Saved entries
-- begin --
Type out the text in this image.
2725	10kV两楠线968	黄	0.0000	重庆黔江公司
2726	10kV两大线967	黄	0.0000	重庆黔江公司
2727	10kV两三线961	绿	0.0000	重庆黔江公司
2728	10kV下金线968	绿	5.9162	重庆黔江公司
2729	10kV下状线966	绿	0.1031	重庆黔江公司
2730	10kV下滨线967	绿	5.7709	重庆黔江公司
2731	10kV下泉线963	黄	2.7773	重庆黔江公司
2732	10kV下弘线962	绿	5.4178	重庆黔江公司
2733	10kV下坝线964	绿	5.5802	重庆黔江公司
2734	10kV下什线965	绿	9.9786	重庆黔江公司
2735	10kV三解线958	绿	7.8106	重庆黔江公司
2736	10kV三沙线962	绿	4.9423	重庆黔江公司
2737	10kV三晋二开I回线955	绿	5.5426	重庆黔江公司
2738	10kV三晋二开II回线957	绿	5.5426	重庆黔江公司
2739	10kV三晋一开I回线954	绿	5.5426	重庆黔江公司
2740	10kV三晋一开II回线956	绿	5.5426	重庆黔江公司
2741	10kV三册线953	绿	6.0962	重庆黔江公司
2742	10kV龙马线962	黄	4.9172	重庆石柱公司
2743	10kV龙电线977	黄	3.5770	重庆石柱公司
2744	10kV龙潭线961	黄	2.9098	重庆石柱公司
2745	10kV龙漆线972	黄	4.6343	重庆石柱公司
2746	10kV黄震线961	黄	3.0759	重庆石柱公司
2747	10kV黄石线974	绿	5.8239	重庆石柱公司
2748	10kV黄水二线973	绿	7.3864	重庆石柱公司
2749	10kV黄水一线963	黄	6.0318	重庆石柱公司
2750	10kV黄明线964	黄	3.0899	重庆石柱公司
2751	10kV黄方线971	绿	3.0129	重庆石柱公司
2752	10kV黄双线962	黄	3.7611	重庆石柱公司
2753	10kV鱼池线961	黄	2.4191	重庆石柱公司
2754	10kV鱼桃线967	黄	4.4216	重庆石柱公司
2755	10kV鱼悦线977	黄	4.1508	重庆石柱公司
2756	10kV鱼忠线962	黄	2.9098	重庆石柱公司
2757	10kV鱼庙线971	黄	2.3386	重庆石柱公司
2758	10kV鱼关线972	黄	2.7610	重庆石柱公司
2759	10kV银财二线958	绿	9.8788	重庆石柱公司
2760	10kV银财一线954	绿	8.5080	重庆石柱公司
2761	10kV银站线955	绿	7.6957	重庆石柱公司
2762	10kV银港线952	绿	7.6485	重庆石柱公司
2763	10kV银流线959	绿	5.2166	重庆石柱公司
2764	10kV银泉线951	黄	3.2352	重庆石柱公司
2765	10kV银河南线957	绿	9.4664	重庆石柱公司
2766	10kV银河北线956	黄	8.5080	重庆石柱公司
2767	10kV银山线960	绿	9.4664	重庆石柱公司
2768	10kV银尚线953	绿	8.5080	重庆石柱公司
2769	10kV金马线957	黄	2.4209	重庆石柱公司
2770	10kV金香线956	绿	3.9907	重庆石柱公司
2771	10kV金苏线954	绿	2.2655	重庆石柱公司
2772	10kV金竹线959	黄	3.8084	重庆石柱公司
-- end --
■ **INSTRUCTIONS FOR THE TASK**
Transcribe all lines as written.

■ **RESULT OF THIS EXERCISE**
Type out the text in this image.
2725	10kV两楠线968	黄	0.0000	重庆黔江公司
2726	10kV两大线967	黄	0.0000	重庆黔江公司
2727	10kV两三线961	绿	0.0000	重庆黔江公司
2728	10kV下金线968	绿	5.9162	重庆黔江公司
2729	10kV下状线966	绿	0.1031	重庆黔江公司
2730	10kV下滨线967	绿	5.7709	重庆黔江公司
2731	10kV下泉线963	黄	2.7773	重庆黔江公司
2732	10kV下弘线962	绿	5.4178	重庆黔江公司
2733	10kV下坝线964	绿	5.5802	重庆黔江公司
2734	10kV下什线965	绿	9.9786	重庆黔江公司
2735	10kV三解线958	绿	7.8106	重庆黔江公司
2736	10kV三沙线962	绿	4.9423	重庆黔江公司
2737	10kV三晋二开I回线955	绿	5.5426	重庆黔江公司
2738	10kV三晋二开II回线957	绿	5.5426	重庆黔江公司
2739	10kV三晋一开I回线954	绿	5.5426	重庆黔江公司
2740	10kV三晋一开II回线956	绿	5.5426	重庆黔江公司
2741	10kV三册线953	绿	6.0962	重庆黔江公司
2742	10kV龙马线962	黄	4.9172	重庆石柱公司
2743	10kV龙电线977	黄	3.5770	重庆石柱公司
2744	10kV龙潭线961	黄	2.9098	重庆石柱公司
2745	10kV龙漆线972	黄	4.6343	重庆石柱公司
2746	10kV黄震线961	黄	3.0759	重庆石柱公司
2747	10kV黄石线974	绿	5.8239	重庆石柱公司
2748	10kV黄水二线973	绿	7.3864	重庆石柱公司
2749	10kV黄水一线963	黄	6.0318	重庆石柱公司
2750	10kV黄明线964	黄	3.0899	重庆石柱公司
2751	10kV黄方线971	绿	3.0129	重庆石柱公司
2752	10kV黄双线962	黄	3.7611	重庆石柱公司
2753	10kV鱼池线961	黄	2.4191	重庆石柱公司
2754	10kV鱼桃线967	黄	4.4216	重庆石柱公司
2755	10kV鱼悦线977	黄	4.1508	重庆石柱公司
2756	10kV鱼忠线962	黄	2.9098	重庆石柱公司
2757	10kV鱼庙线971	黄	2.3386	重庆石柱公司
2758	10kV鱼关线972	黄	2.7610	重庆石柱公司
2759	10kV银财二线958	绿	9.8788	重庆石柱公司
2760	10kV银财一线954	绿	8.5080	重庆石柱公司
2761	10kV银站线955	绿	7.6957	重庆石柱公司
2762	10kV银港线952	绿	7.6485	重庆石柱公司
2763	10kV银流线959	绿	5.2166	重庆石柱公司
2764	10kV银泉线951	黄	3.2352	重庆石柱公司
2765	10kV银河南线957	绿	9.4664	重庆石柱公司
2766	10kV银河北线956	黄	8.5080	重庆石柱公司
2767	10kV银山线960	绿	9.4664	重庆石柱公司
2768	10kV银尚线953	绿	8.5080	重庆石柱公司
2769	10kV金马线957	黄	2.4209	重庆石柱公司
2770	10kV金香线956	绿	3.9907	重庆石柱公司
2771	10kV金苏线954	绿	2.2655	重庆石柱公司
2772	10kV金竹线959	黄	3.8084	重庆石柱公司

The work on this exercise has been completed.